* [Aim] Skip every picture, then write out exactly the lines of the listing below from the line that contains "Transcribe this image's" through the final line.

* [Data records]
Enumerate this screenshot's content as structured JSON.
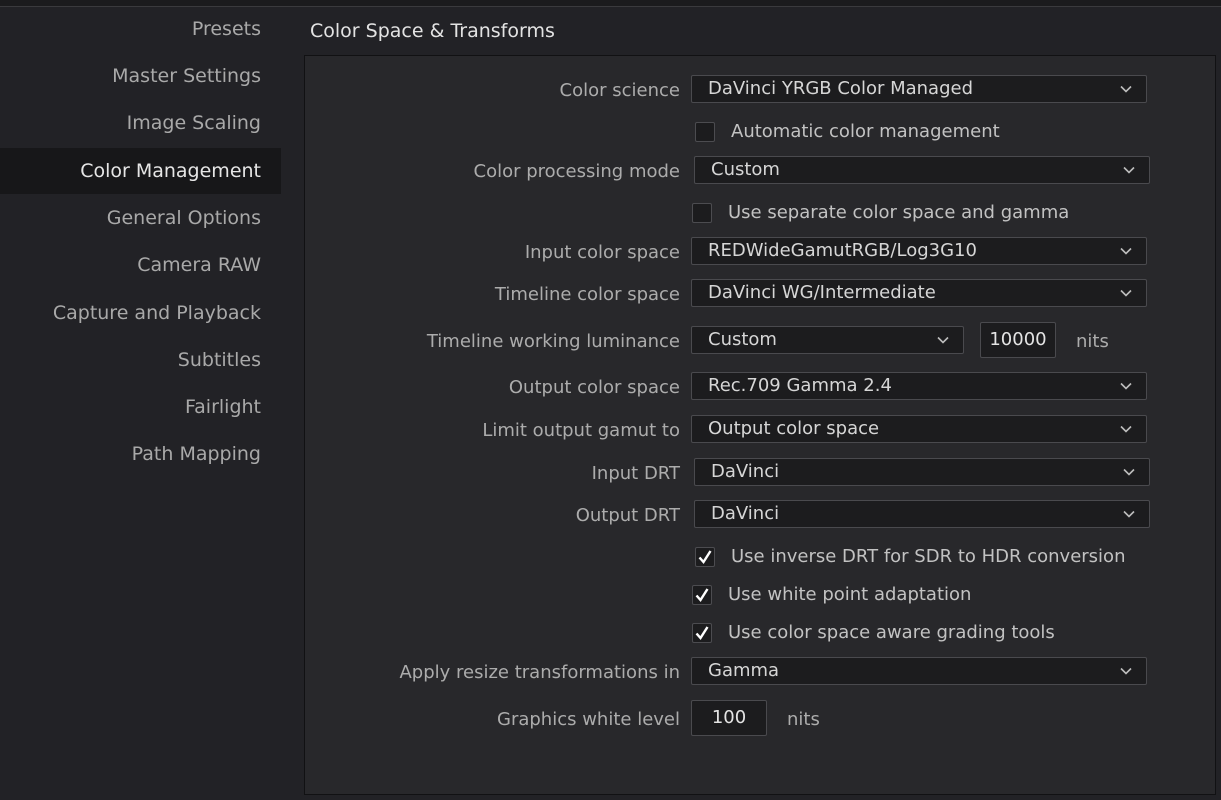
{
  "sidebar": {
    "items": [
      {
        "label": "Presets",
        "active": false
      },
      {
        "label": "Master Settings",
        "active": false
      },
      {
        "label": "Image Scaling",
        "active": false
      },
      {
        "label": "Color Management",
        "active": true
      },
      {
        "label": "General Options",
        "active": false
      },
      {
        "label": "Camera RAW",
        "active": false
      },
      {
        "label": "Capture and Playback",
        "active": false
      },
      {
        "label": "Subtitles",
        "active": false
      },
      {
        "label": "Fairlight",
        "active": false
      },
      {
        "label": "Path Mapping",
        "active": false
      }
    ]
  },
  "section": {
    "title": "Color Space & Transforms"
  },
  "form": {
    "color_science": {
      "label": "Color science",
      "value": "DaVinci YRGB Color Managed"
    },
    "auto_color_mgmt": {
      "label": "Automatic color management",
      "checked": false
    },
    "processing_mode": {
      "label": "Color processing mode",
      "value": "Custom"
    },
    "separate_cs_gamma": {
      "label": "Use separate color space and gamma",
      "checked": false
    },
    "input_cs": {
      "label": "Input color space",
      "value": "REDWideGamutRGB/Log3G10"
    },
    "timeline_cs": {
      "label": "Timeline color space",
      "value": "DaVinci WG/Intermediate"
    },
    "timeline_lum": {
      "label": "Timeline working luminance",
      "value": "Custom",
      "nits_value": "10000",
      "unit": "nits"
    },
    "output_cs": {
      "label": "Output color space",
      "value": "Rec.709 Gamma 2.4"
    },
    "limit_gamut": {
      "label": "Limit output gamut to",
      "value": "Output color space"
    },
    "input_drt": {
      "label": "Input DRT",
      "value": "DaVinci"
    },
    "output_drt": {
      "label": "Output DRT",
      "value": "DaVinci"
    },
    "inverse_drt": {
      "label": "Use inverse DRT for SDR to HDR conversion",
      "checked": true
    },
    "white_point": {
      "label": "Use white point adaptation",
      "checked": true
    },
    "cs_aware_tools": {
      "label": "Use color space aware grading tools",
      "checked": true
    },
    "resize_in": {
      "label": "Apply resize transformations in",
      "value": "Gamma"
    },
    "graphics_white": {
      "label": "Graphics white level",
      "value": "100",
      "unit": "nits"
    }
  },
  "icons": {
    "dropdown": "chevron-down-icon",
    "check": "check-icon"
  },
  "colors": {
    "background": "#222226",
    "panel": "#28282b",
    "active_nav": "#171719",
    "field": "#1c1c1e"
  }
}
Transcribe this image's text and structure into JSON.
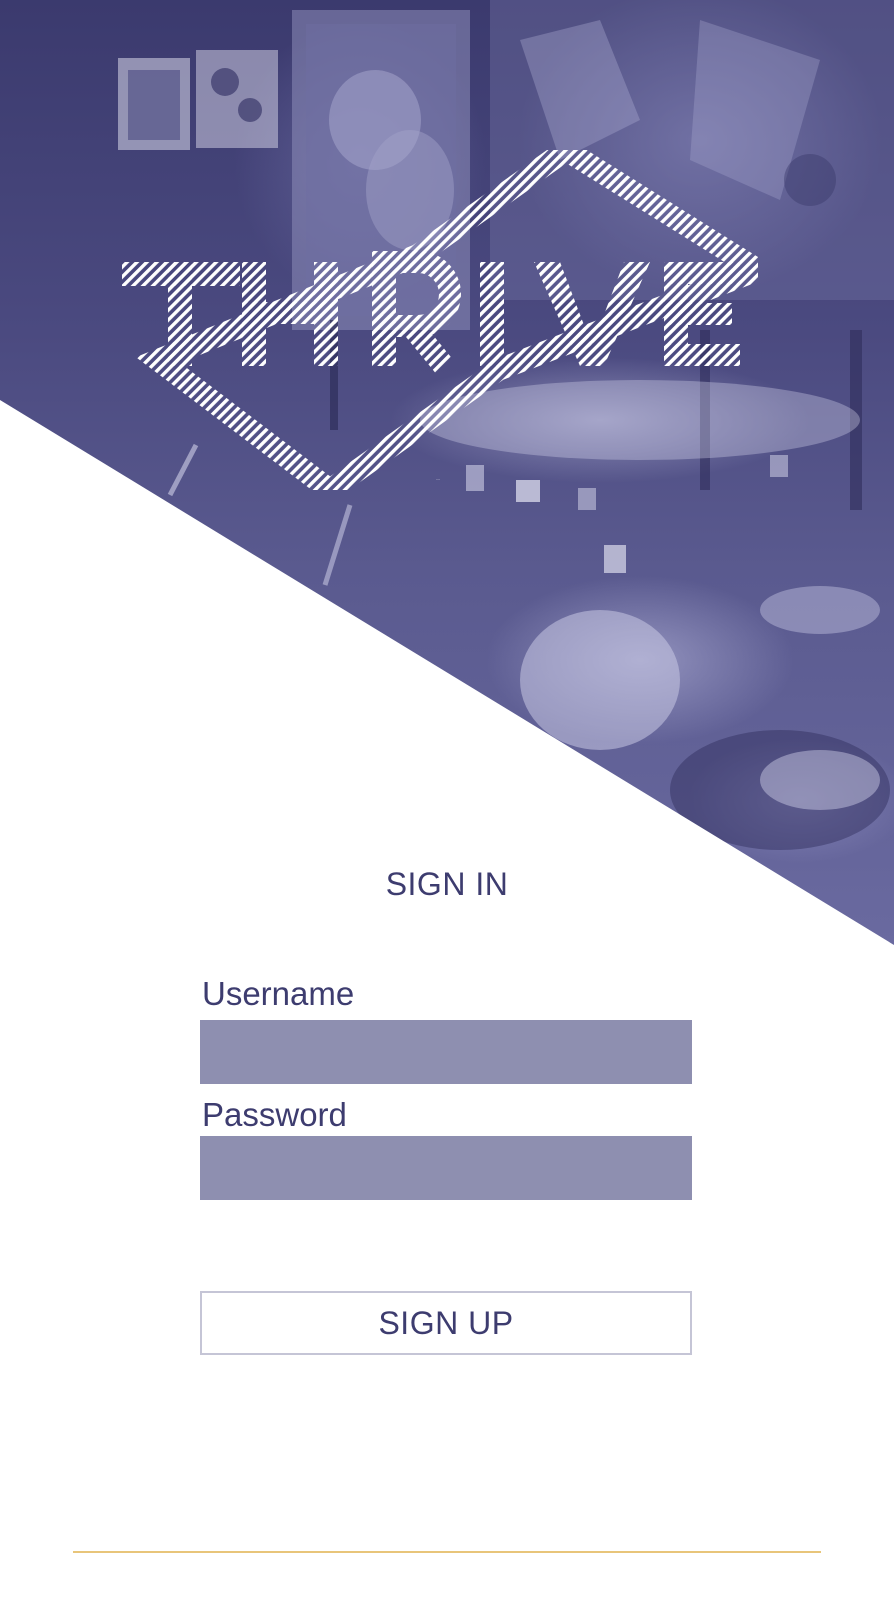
{
  "brand": {
    "logo_text": "THRIVE"
  },
  "colors": {
    "accent": "#3d3c6f",
    "input_fill": "#8e8fb0",
    "footer_rule": "#e8c57a"
  },
  "signin": {
    "title": "SIGN IN",
    "username_label": "Username",
    "username_value": "",
    "password_label": "Password",
    "password_value": "",
    "signup_label": "SIGN UP"
  }
}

* [Response below]
Transcribe this image's text and structure into JSON.
{
  "brand": {
    "logo_text": "THRIVE"
  },
  "colors": {
    "accent": "#3d3c6f",
    "input_fill": "#8e8fb0",
    "footer_rule": "#e8c57a"
  },
  "signin": {
    "title": "SIGN IN",
    "username_label": "Username",
    "username_value": "",
    "password_label": "Password",
    "password_value": "",
    "signup_label": "SIGN UP"
  }
}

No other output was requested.